Write out the complete material exactly as it stands.

[begin Raw records]

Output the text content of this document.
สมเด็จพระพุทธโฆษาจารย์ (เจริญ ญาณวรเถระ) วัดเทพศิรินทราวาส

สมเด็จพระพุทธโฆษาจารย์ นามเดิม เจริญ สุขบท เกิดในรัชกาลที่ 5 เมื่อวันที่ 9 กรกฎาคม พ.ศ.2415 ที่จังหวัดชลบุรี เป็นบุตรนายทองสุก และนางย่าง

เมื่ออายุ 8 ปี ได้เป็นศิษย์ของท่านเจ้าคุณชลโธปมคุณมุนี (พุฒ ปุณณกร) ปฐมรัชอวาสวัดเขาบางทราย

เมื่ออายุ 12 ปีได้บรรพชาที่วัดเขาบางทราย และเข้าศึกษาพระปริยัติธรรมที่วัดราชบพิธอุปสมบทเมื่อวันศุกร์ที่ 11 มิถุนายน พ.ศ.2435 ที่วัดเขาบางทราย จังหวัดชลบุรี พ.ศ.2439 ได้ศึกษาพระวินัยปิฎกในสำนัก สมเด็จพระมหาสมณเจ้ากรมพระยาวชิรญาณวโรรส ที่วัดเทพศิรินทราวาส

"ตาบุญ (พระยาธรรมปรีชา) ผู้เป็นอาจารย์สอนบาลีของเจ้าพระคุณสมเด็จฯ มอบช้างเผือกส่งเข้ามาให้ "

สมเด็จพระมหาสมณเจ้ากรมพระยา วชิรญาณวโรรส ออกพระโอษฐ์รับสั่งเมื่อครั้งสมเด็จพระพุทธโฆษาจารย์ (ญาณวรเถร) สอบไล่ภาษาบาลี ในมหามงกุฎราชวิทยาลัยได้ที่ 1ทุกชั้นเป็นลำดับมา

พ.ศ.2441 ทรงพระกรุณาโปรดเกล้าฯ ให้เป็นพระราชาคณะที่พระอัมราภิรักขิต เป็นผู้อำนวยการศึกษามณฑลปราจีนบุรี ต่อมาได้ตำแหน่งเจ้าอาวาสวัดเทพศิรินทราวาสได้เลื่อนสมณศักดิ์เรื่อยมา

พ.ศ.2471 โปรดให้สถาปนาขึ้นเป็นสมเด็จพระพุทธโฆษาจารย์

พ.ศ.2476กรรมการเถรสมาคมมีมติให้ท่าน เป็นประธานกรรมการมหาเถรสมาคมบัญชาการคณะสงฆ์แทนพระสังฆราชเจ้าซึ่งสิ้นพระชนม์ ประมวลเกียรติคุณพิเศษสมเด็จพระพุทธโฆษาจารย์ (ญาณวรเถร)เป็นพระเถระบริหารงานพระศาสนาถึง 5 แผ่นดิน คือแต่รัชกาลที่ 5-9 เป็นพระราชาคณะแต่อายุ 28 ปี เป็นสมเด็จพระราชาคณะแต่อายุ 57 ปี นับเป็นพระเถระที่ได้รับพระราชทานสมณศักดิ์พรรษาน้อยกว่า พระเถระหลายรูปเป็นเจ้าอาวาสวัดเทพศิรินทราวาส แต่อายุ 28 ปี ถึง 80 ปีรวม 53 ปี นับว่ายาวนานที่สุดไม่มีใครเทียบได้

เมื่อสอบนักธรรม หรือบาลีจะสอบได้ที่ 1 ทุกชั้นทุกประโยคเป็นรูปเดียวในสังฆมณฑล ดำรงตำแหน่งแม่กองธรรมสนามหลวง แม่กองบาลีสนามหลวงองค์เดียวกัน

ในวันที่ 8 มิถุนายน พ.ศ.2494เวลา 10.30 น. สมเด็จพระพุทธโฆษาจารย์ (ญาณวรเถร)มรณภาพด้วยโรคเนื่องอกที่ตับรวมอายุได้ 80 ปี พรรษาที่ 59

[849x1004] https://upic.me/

[end Raw records]

## In response
Output the text content of this document.
สมเด็จพระพุทธโฆษาจารย์ (เจริญ ญาณวรเถระ) วัดเทพศิรินทราวาส

สมเด็จพระพุทธโฆษาจารย์ นามเดิม เจริญ สุขบท เกิดในรัชกาลที่ 5 เมื่อวันที่ 9 กรกฎาคม พ.ศ.2415 ที่จังหวัดชลบุรี เป็นบุตรนายทองสุก และนางย่าง

เมื่ออายุ 8 ปี ได้เป็นศิษย์ของท่านเจ้าคุณชลโธปมคุณมุนี (พุฒ ปุณณกร) ปฐมรัชอวาสวัดเขาบางทราย

เมื่ออายุ 12 ปีได้บรรพชาที่วัดเขาบางทราย และเข้าศึกษาพระปริยัติธรรมที่วัดราชบพิธอุปสมบทเมื่อวันศุกร์ที่ 11 มิถุนายน พ.ศ.2435 ที่วัดเขาบางทราย จังหวัดชลบุรี พ.ศ.2439 ได้ศึกษาพระวินัยปิฎกในสำนัก สมเด็จพระมหาสมณเจ้ากรมพระยาวชิรญาณวโรรส ที่วัดเทพศิรินทราวาส

"ตาบุญ (พระยาธรรมปรีชา) ผู้เป็นอาจารย์สอนบาลีของเจ้าพระคุณสมเด็จฯ มอบช้างเผือกส่งเข้ามาให้ "

สมเด็จพระมหาสมณเจ้ากรมพระยา วชิรญาณวโรรส ออกพระโอษฐ์รับสั่งเมื่อครั้งสมเด็จพระพุทธโฆษาจารย์ (ญาณวรเถร) สอบไล่ภาษาบาลี ในมหามงกุฎราชวิทยาลัยได้ที่ 1ทุกชั้นเป็นลำดับมา

พ.ศ.2441 ทรงพระกรุณาโปรดเกล้าฯ ให้เป็นพระราชาคณะที่พระอัมราภิรักขิต เป็นผู้อำนวยการศึกษามณฑลปราจีนบุรี ต่อมาได้ตำแหน่งเจ้าอาวาสวัดเทพศิรินทราวาสได้เลื่อนสมณศักดิ์เรื่อยมา

พ.ศ.2471 โปรดให้สถาปนาขึ้นเป็นสมเด็จพระพุทธโฆษาจารย์

พ.ศ.2476กรรมการเถรสมาคมมีมติให้ท่าน เป็นประธานกรรมการมหาเถรสมาคมบัญชาการคณะสงฆ์แทนพระสังฆราชเจ้าซึ่งสิ้นพระชนม์ ประมวลเกียรติคุณพิเศษสมเด็จพระพุทธโฆษาจารย์ (ญาณวรเถร)เป็นพระเถระบริหารงานพระศาสนาถึง 5 แผ่นดิน คือแต่รัชกาลที่ 5-9 เป็นพระราชาคณะแต่อายุ 28 ปี เป็นสมเด็จพระราชาคณะแต่อายุ 57 ปี นับเป็นพระเถระที่ได้รับพระราชทานสมณศักดิ์พรรษาน้อยกว่า พระเถระหลายรูปเป็นเจ้าอาวาสวัดเทพศิรินทราวาส แต่อายุ 28 ปี ถึง 80 ปีรวม 53 ปี นับว่ายาวนานที่สุดไม่มีใครเทียบได้

เมื่อสอบนักธรรม หรือบาลีจะสอบได้ที่ 1 ทุกชั้นทุกประโยคเป็นรูปเดียวในสังฆมณฑล ดำรงตำแหน่งแม่กองธรรมสนามหลวง แม่กองบาลีสนามหลวงองค์เดียวกัน

ในวันที่ 8 มิถุนายน พ.ศ.2494เวลา 10.30 น. สมเด็จพระพุทธโฆษาจารย์ (ญาณวรเถร)มรณภาพด้วยโรคเนื่องอกที่ตับรวมอายุได้ 80 ปี พรรษาที่ 59

[849x1004] https://upic.me/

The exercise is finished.